__GIVEN INFORMATION__
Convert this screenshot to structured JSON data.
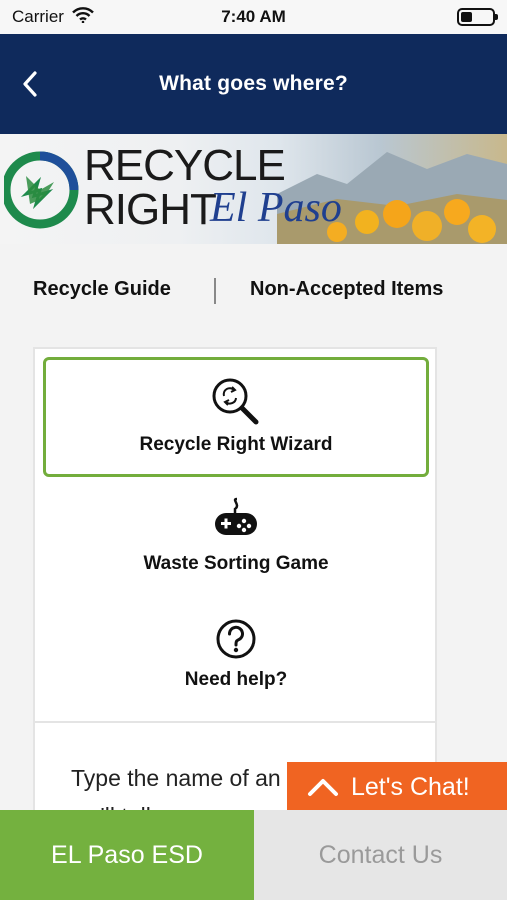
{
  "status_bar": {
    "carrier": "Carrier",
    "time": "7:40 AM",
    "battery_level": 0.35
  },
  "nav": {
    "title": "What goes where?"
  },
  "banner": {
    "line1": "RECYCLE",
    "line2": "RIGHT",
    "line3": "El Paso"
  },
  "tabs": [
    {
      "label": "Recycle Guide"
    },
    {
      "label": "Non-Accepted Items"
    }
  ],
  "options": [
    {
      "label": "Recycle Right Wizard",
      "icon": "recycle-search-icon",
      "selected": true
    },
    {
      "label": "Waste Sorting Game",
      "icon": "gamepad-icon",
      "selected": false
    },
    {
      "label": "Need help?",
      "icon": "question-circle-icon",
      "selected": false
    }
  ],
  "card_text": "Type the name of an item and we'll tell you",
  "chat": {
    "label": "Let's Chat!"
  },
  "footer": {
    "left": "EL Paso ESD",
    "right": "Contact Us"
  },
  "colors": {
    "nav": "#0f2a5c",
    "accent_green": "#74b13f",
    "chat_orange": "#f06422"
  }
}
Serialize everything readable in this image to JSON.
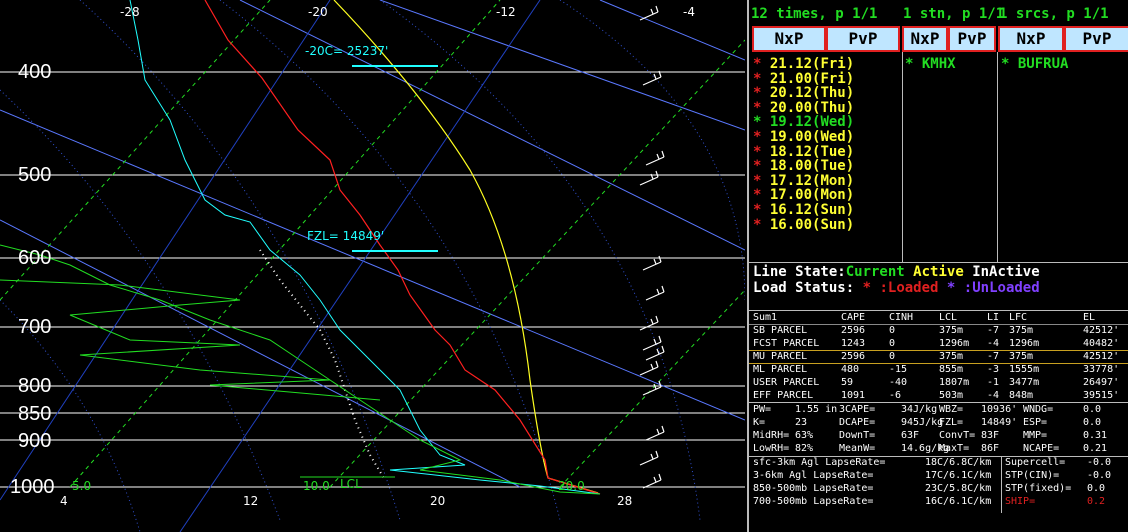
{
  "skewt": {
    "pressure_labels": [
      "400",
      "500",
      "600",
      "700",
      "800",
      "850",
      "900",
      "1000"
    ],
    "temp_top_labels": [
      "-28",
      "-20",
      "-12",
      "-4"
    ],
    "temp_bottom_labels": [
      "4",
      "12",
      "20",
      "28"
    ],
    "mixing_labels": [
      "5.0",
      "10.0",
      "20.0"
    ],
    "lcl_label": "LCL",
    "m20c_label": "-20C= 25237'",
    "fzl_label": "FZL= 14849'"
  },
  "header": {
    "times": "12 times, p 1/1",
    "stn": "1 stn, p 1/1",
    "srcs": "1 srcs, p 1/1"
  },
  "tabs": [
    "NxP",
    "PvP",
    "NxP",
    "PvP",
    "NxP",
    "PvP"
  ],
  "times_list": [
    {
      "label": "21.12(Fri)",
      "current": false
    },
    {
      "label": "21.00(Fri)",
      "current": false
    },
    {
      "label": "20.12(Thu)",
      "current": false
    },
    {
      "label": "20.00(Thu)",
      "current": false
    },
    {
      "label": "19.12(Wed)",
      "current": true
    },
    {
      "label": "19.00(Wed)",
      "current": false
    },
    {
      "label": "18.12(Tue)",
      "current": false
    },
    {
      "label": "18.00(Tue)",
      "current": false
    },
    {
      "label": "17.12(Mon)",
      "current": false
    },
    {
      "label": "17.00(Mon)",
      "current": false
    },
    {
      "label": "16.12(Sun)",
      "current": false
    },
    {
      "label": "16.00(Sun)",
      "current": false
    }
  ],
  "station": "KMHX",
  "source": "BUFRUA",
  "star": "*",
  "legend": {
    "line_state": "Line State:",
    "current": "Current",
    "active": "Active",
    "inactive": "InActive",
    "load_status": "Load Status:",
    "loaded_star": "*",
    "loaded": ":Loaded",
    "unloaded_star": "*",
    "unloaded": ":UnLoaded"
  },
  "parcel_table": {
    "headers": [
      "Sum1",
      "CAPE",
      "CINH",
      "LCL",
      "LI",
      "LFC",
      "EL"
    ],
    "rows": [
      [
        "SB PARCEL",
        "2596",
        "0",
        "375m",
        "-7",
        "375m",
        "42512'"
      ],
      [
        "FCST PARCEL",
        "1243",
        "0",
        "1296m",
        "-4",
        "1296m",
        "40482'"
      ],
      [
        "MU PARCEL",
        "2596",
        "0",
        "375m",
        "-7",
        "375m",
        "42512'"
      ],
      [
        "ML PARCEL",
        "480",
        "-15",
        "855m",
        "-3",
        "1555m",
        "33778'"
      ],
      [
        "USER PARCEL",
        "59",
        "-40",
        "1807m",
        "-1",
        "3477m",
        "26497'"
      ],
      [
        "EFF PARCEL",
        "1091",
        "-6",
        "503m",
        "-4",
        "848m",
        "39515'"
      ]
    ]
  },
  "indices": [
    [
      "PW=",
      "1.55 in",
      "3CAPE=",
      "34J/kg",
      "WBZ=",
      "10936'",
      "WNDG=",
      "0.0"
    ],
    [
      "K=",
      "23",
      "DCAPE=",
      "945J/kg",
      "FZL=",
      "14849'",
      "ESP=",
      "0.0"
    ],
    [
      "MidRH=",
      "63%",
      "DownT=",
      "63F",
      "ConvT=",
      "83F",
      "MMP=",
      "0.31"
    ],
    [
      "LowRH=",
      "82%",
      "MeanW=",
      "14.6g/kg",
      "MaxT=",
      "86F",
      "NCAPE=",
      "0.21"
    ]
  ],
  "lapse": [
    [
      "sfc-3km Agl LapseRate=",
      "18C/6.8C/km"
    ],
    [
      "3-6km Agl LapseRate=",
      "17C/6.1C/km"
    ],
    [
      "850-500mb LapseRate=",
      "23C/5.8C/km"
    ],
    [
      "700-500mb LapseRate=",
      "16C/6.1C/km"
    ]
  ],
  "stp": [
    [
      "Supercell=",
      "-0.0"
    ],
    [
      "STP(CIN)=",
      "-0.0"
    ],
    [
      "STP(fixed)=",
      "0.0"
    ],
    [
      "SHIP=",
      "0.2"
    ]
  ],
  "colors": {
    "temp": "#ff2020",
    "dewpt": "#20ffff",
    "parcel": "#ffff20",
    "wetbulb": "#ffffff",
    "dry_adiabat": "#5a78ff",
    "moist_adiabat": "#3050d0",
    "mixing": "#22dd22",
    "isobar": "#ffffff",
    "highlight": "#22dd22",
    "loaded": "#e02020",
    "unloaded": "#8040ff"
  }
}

---

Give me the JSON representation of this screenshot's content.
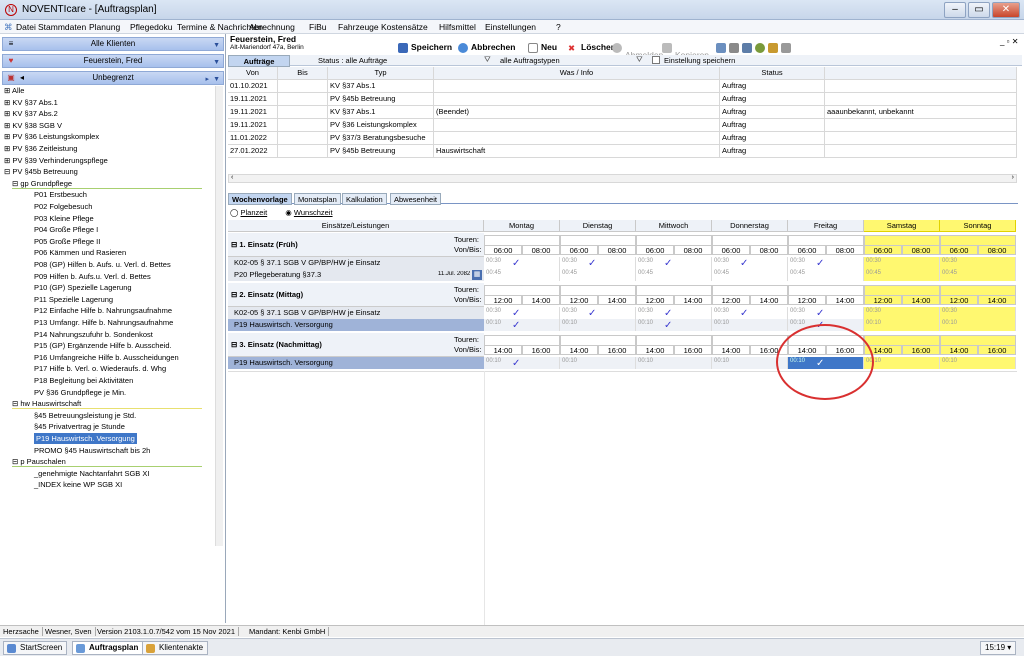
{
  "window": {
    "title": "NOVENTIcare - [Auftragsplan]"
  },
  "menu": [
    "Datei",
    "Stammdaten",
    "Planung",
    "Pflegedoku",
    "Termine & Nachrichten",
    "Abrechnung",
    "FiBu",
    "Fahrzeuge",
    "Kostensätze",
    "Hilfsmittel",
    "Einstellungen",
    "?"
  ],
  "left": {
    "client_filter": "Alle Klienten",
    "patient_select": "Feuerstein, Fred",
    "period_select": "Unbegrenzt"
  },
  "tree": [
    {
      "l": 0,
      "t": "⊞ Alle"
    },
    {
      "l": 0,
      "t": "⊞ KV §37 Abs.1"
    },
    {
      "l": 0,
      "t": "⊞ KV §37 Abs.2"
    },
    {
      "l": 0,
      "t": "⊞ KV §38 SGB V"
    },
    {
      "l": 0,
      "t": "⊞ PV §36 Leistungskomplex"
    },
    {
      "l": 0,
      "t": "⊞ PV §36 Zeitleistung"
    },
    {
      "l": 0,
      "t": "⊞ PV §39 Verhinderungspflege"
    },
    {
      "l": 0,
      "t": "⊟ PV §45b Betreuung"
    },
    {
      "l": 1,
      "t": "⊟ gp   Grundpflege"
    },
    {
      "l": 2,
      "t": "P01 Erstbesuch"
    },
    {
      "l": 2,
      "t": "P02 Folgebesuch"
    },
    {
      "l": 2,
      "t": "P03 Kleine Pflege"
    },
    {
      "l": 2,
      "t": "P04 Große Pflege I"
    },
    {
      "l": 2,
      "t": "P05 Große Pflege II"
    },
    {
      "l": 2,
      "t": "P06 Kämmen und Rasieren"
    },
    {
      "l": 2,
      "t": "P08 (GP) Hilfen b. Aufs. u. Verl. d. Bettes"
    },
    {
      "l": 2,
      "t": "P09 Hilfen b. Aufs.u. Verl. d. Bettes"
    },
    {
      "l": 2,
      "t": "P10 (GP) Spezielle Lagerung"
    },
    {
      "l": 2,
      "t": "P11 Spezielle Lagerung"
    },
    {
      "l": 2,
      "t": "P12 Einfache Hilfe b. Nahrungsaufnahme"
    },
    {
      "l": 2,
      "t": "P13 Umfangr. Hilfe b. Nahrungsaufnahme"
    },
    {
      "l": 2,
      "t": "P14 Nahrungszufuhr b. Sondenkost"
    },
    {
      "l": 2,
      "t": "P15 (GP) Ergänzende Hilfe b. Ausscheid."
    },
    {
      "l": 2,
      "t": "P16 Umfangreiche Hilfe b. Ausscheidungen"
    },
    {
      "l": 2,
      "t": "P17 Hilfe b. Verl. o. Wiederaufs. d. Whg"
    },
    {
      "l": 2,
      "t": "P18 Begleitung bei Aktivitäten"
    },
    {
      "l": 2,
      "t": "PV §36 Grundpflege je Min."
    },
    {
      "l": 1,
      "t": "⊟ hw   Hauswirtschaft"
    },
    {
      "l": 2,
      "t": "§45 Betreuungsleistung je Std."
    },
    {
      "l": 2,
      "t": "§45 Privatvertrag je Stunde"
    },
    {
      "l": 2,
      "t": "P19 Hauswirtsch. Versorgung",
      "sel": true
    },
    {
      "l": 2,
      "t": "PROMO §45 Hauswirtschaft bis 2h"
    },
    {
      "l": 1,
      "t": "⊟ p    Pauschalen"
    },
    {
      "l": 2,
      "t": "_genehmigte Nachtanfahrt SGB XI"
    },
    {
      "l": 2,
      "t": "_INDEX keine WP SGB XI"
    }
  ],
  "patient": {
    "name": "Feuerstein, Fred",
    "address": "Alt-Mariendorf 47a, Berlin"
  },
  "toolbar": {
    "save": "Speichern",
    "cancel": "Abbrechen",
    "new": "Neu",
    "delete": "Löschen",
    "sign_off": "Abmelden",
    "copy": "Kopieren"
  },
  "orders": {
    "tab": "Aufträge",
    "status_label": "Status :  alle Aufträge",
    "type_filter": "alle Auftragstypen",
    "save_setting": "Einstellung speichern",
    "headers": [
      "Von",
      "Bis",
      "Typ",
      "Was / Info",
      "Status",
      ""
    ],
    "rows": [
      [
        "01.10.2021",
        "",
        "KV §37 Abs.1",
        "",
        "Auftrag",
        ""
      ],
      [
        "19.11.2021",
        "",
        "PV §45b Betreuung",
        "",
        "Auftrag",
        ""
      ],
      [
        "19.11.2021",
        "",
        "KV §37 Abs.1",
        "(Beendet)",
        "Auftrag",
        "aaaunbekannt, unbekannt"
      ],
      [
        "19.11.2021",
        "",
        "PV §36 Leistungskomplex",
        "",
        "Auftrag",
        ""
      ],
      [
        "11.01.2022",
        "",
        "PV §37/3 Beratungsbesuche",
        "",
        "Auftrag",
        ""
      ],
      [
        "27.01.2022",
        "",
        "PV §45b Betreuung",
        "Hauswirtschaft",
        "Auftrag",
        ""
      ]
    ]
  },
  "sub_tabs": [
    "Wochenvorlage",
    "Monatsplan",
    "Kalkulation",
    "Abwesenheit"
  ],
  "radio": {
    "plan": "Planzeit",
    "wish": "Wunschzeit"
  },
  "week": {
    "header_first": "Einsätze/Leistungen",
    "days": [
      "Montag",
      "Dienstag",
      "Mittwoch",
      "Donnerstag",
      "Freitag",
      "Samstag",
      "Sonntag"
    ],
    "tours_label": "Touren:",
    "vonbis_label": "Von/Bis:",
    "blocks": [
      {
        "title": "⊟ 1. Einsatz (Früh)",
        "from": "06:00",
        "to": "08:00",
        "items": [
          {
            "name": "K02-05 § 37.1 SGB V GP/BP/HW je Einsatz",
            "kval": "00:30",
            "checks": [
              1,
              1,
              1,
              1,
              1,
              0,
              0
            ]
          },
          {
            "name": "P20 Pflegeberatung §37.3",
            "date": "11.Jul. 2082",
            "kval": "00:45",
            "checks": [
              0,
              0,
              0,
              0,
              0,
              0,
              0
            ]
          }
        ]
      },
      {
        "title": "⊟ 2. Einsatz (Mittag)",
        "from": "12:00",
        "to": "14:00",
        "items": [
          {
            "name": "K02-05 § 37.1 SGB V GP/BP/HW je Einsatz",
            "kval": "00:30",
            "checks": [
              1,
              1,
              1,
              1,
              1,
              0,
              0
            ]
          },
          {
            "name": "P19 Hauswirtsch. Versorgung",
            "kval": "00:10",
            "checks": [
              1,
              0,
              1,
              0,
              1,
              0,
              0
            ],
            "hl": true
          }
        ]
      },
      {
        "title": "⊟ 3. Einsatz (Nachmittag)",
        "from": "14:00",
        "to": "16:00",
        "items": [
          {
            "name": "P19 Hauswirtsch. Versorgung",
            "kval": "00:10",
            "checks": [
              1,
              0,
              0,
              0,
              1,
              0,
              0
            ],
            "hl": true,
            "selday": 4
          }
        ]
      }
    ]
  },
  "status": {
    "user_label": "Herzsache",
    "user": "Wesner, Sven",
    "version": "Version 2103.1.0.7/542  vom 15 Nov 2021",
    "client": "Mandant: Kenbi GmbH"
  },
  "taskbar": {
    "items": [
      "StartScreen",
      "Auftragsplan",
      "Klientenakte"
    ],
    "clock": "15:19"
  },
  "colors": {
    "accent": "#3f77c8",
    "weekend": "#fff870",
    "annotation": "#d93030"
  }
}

__WHAT IS ASKED__
Scan the data for the word "Lagerung" and copy every line where it shows up.

__EXPECTED ANSWER__
      "t": "P10 (GP) Spezielle Lagerung"
      "t": "P11 Spezielle Lagerung"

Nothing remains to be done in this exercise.